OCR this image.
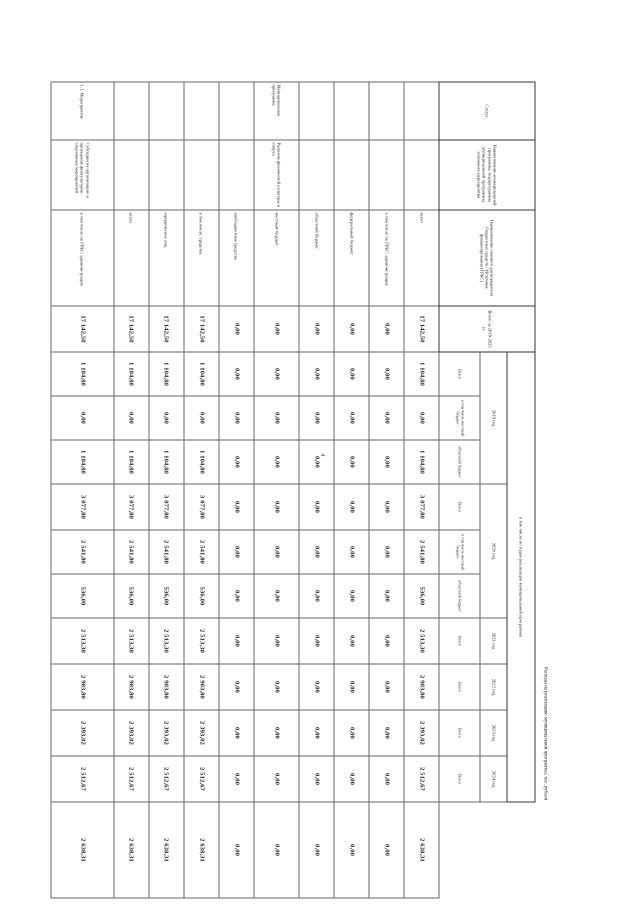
4
Расходы на реализацию муниципальной программы, тыс. рублей														
Статус	Наименование муниципальной программы, подпрограммы муниципальной программы, основного мероприятия	Наименование главного распорядителя бюджетных средств / Источник финансирования (ГРБС)	Всего за 2019-2025 гг.	в том числе по годам реализации муниципальной программы										
				2019 год			2020 год			2021 год	2022 год	2023 год	2024 год	
				Всего	в том числе местный бюджет	областной бюджет	Всего	в том числе местный бюджет	областной бюджет	Всего	Всего	Всего	Всего	
		всего	17 142,50	1 104,80	0,00	1 104,80	3 077,80	2 541,80	536,00	2 513,30	2 903,80	2 393,02	2 512,67	2 638,31
		в том числе по ГРБС: администрация	0,00	0,00	0,00	0,00	0,00	0,00	0,00	0,00	0,00	0,00	0,00	0,00
		федеральный бюджет	0,00	0,00	0,00	0,00	0,00	0,00	0,00	0,00	0,00	0,00	0,00	0,00
		областной бюджет	0,00	0,00	0,00	0,00	0,00	0,00	0,00	0,00	0,00	0,00	0,00	0,00
Муниципальная программа	Развитие физической культуры и спорта	местный бюджет	0,00	0,00	0,00	0,00	0,00	0,00	0,00	0,00	0,00	0,00	0,00	0,00
		внебюджетные средства	0,00	0,00	0,00	0,00	0,00	0,00	0,00	0,00	0,00	0,00	0,00	0,00
		в том числе: средства	17 142,50	1 104,80	0,00	1 104,80	3 077,80	2 541,80	536,00	2 513,30	2 903,80	2 393,02	2 512,67	2 638,31
		юридических лиц	17 142,50	1 104,80	0,00	1 104,80	3 077,80	2 541,80	536,00	2 513,30	2 903,80	2 393,02	2 512,67	2 638,31
		всего	17 142,50	1 104,80	0,00	1 104,80	3 077,80	2 541,80	536,00	2 513,30	2 903,80	2 393,02	2 512,67	2 638,31
1.1. Мероприятие	Субсидии на организацию и проведение физкультурно-спортивных мероприятий	в том числе по ГРБС: администрация	17 142,50	1 104,80	0,00	1 104,80	3 077,80	2 541,80	536,00	2 513,30	2 903,80	2 393,02	2 512,67	2 638,31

※

### [THE TASK]
All lines that include "областной" are to be gathered and copied.

### [SOLUTION]
				Всего	в том числе местный бюджет	областной бюджет	Всего	в том числе местный бюджет	областной бюджет	Всего	Всего	Всего	Всего	
		областной бюджет	0,00	0,00	0,00	0,00	0,00	0,00	0,00	0,00	0,00	0,00	0,00	0,00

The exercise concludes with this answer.